[Data records]
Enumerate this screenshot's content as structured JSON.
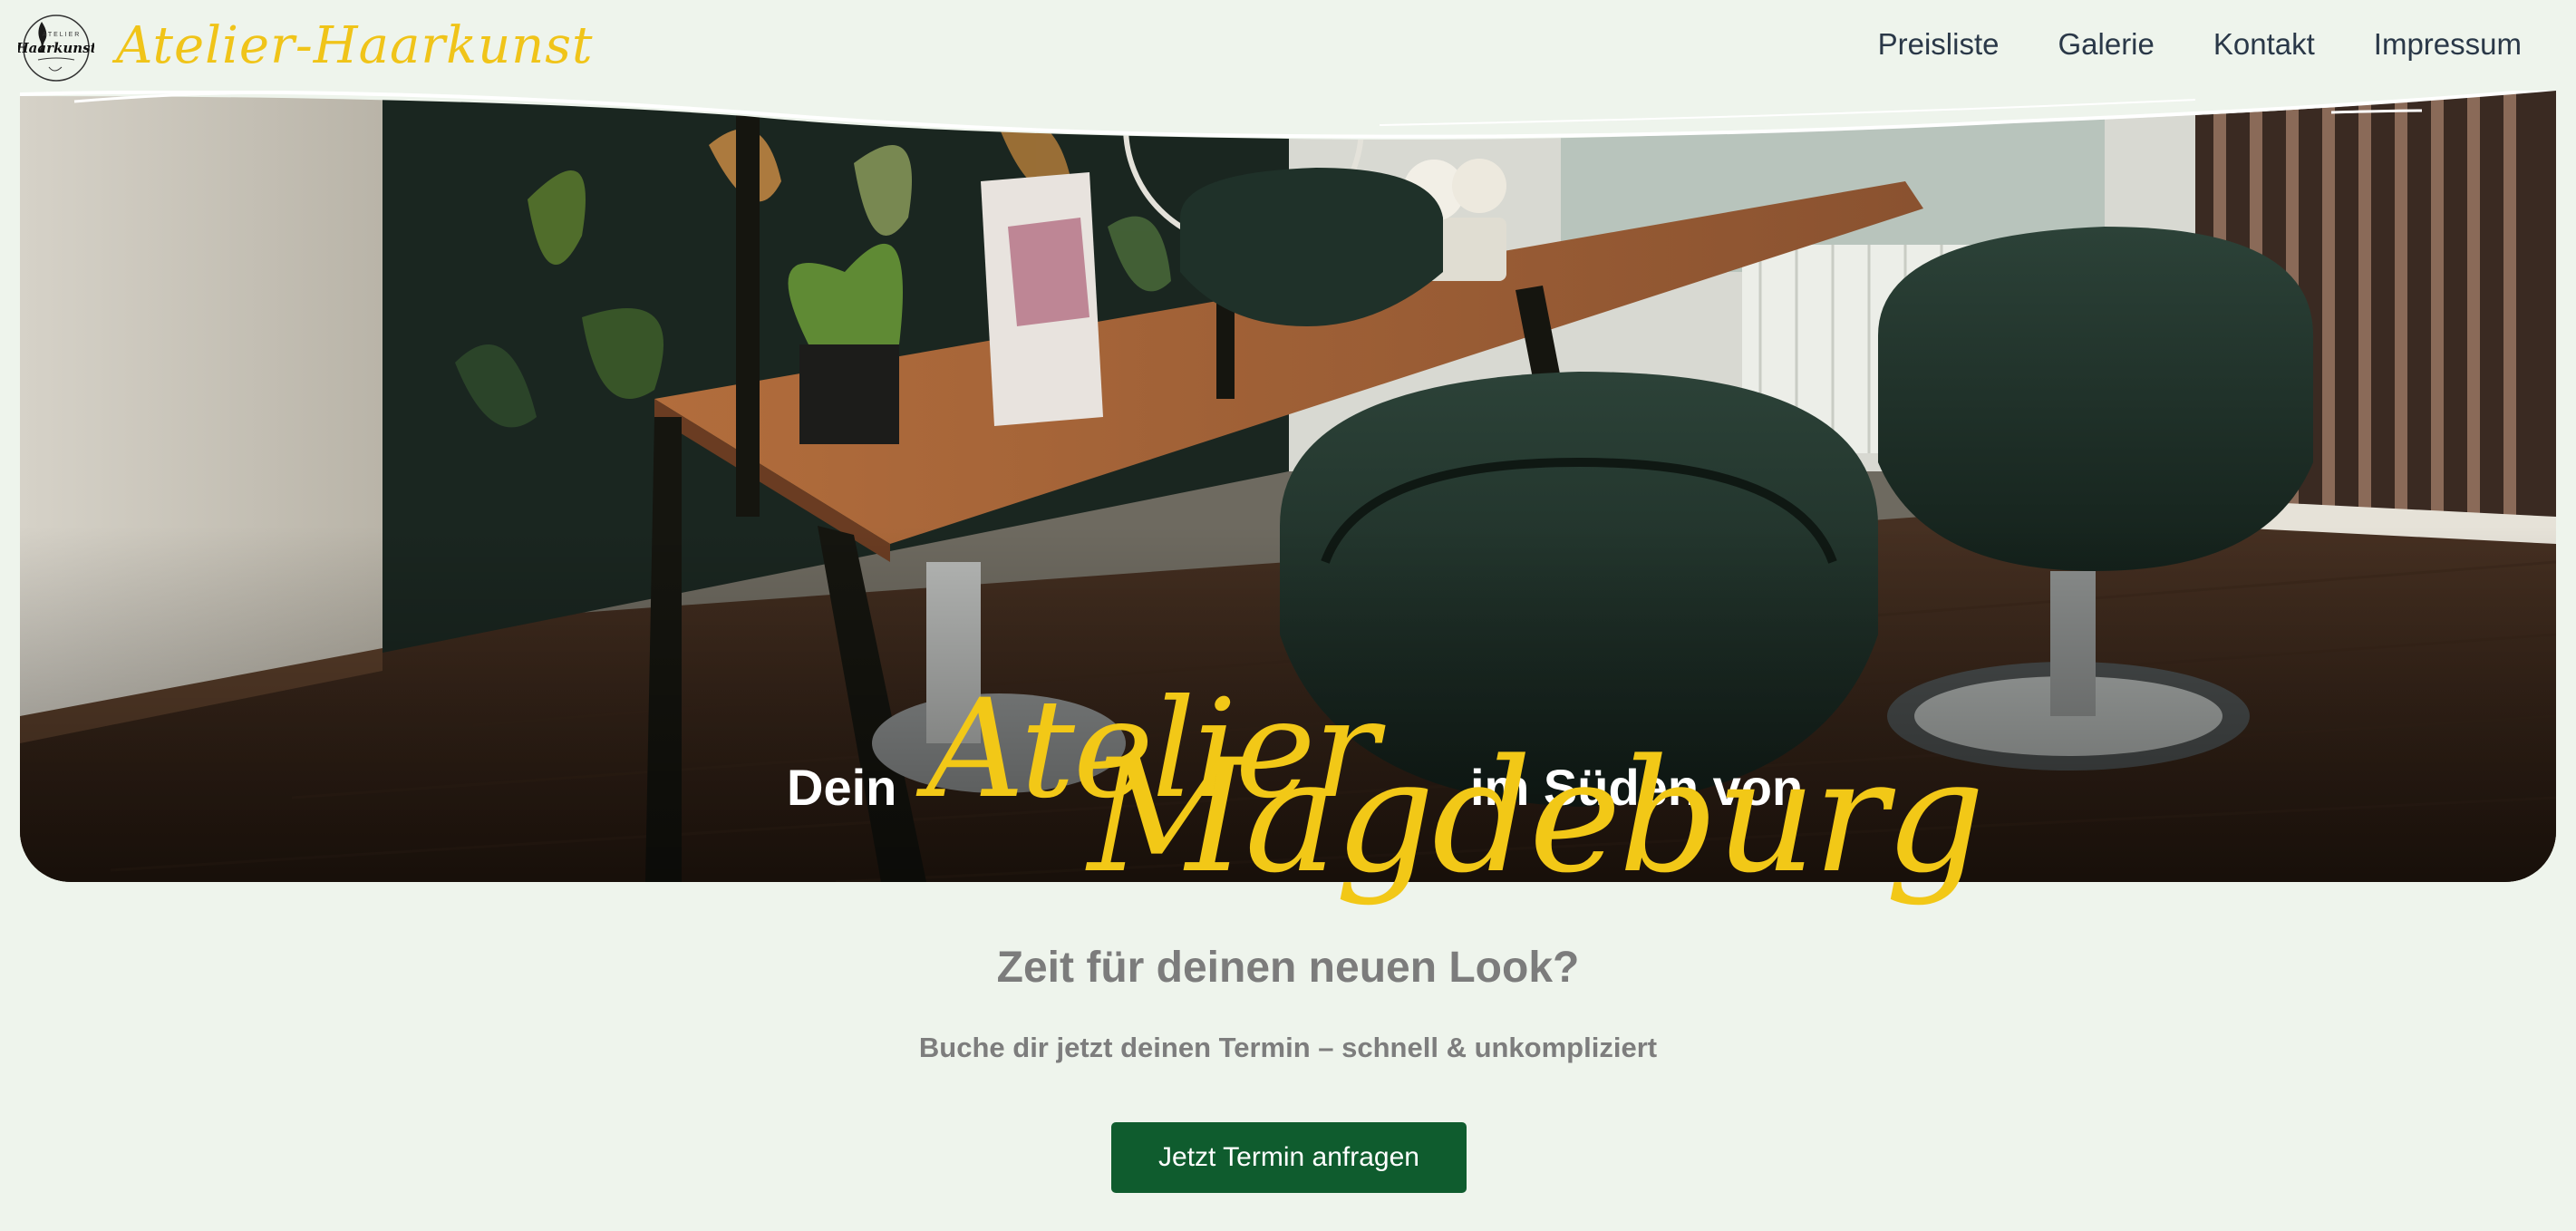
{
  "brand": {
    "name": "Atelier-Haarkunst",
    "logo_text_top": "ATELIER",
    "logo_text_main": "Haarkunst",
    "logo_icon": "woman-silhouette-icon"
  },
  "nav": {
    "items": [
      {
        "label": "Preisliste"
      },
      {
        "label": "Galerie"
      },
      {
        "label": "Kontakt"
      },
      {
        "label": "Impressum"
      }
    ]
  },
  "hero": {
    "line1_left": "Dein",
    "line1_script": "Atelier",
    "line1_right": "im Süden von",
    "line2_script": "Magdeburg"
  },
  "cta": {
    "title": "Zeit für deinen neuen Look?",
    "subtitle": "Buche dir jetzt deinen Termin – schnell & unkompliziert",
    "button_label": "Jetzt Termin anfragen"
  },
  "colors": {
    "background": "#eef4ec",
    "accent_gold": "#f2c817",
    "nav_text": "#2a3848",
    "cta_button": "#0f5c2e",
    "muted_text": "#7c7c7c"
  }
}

● EXERCISE GOAL
Exclude the pictures and transcribe all of the entries exactly.

● RESPONSE
Enumerate this screenshot's content as structured JSON.
{
  "brand": {
    "name": "Atelier-Haarkunst",
    "logo_text_top": "ATELIER",
    "logo_text_main": "Haarkunst",
    "logo_icon": "woman-silhouette-icon"
  },
  "nav": {
    "items": [
      {
        "label": "Preisliste"
      },
      {
        "label": "Galerie"
      },
      {
        "label": "Kontakt"
      },
      {
        "label": "Impressum"
      }
    ]
  },
  "hero": {
    "line1_left": "Dein",
    "line1_script": "Atelier",
    "line1_right": "im Süden von",
    "line2_script": "Magdeburg"
  },
  "cta": {
    "title": "Zeit für deinen neuen Look?",
    "subtitle": "Buche dir jetzt deinen Termin – schnell & unkompliziert",
    "button_label": "Jetzt Termin anfragen"
  },
  "colors": {
    "background": "#eef4ec",
    "accent_gold": "#f2c817",
    "nav_text": "#2a3848",
    "cta_button": "#0f5c2e",
    "muted_text": "#7c7c7c"
  }
}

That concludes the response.